## TASK GOAL
Reproduce exactly the lines from the one containing "What data populates" through the end of the entries, including both. Drop the pictures.

(Extracted data entries)
===============

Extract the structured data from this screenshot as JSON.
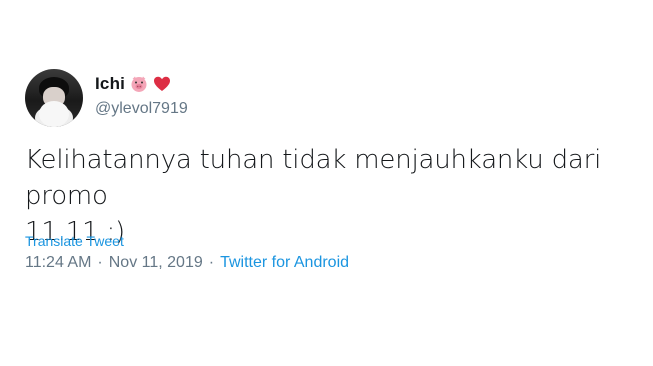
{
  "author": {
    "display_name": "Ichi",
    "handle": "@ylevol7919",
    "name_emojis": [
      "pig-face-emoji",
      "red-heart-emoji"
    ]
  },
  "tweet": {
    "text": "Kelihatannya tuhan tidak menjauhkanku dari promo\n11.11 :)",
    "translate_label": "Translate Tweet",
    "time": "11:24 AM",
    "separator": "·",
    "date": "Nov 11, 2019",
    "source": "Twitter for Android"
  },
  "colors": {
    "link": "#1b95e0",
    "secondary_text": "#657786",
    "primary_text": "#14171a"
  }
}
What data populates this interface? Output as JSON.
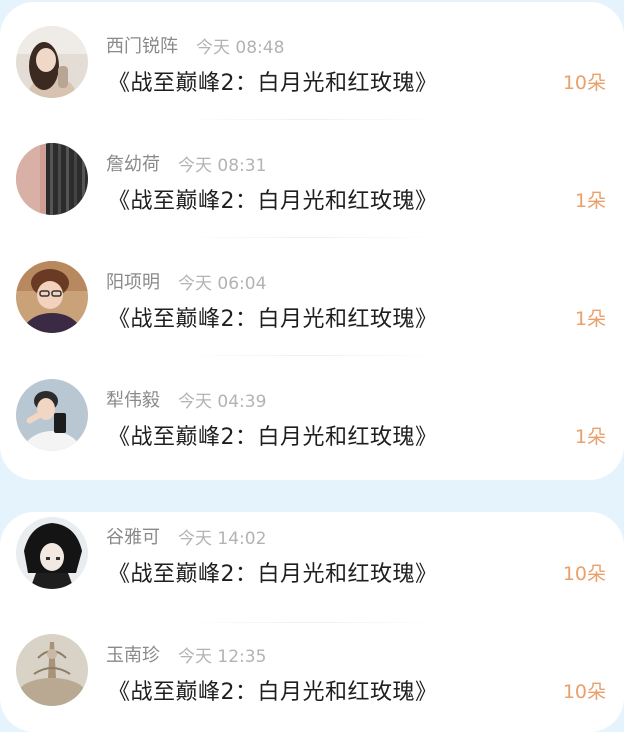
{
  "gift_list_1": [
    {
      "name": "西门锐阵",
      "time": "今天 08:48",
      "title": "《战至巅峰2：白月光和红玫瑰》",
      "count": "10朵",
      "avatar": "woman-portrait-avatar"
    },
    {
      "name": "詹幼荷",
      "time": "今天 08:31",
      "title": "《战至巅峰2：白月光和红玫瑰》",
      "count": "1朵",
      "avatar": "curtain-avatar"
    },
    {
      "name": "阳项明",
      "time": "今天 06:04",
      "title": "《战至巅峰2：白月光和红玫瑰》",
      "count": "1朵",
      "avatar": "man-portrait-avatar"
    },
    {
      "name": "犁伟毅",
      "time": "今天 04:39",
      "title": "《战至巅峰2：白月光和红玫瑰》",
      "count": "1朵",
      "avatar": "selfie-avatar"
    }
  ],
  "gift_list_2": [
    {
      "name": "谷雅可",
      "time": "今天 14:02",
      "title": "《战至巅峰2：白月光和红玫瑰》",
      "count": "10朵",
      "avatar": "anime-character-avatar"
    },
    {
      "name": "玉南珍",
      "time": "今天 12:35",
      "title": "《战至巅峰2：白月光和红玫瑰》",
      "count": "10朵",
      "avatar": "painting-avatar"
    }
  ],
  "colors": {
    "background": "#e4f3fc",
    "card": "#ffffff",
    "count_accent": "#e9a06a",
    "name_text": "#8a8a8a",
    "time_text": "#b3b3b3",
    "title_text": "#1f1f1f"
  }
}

===============

## ANSWER TO THE PROBLEM
What data populates this interface? Output as JSON.
{
  "gift_list_1": [
    {
      "name": "西门锐阵",
      "time": "今天 08:48",
      "title": "《战至巅峰2：白月光和红玫瑰》",
      "count": "10朵",
      "avatar": "woman-portrait-avatar"
    },
    {
      "name": "詹幼荷",
      "time": "今天 08:31",
      "title": "《战至巅峰2：白月光和红玫瑰》",
      "count": "1朵",
      "avatar": "curtain-avatar"
    },
    {
      "name": "阳项明",
      "time": "今天 06:04",
      "title": "《战至巅峰2：白月光和红玫瑰》",
      "count": "1朵",
      "avatar": "man-portrait-avatar"
    },
    {
      "name": "犁伟毅",
      "time": "今天 04:39",
      "title": "《战至巅峰2：白月光和红玫瑰》",
      "count": "1朵",
      "avatar": "selfie-avatar"
    }
  ],
  "gift_list_2": [
    {
      "name": "谷雅可",
      "time": "今天 14:02",
      "title": "《战至巅峰2：白月光和红玫瑰》",
      "count": "10朵",
      "avatar": "anime-character-avatar"
    },
    {
      "name": "玉南珍",
      "time": "今天 12:35",
      "title": "《战至巅峰2：白月光和红玫瑰》",
      "count": "10朵",
      "avatar": "painting-avatar"
    }
  ],
  "colors": {
    "background": "#e4f3fc",
    "card": "#ffffff",
    "count_accent": "#e9a06a",
    "name_text": "#8a8a8a",
    "time_text": "#b3b3b3",
    "title_text": "#1f1f1f"
  }
}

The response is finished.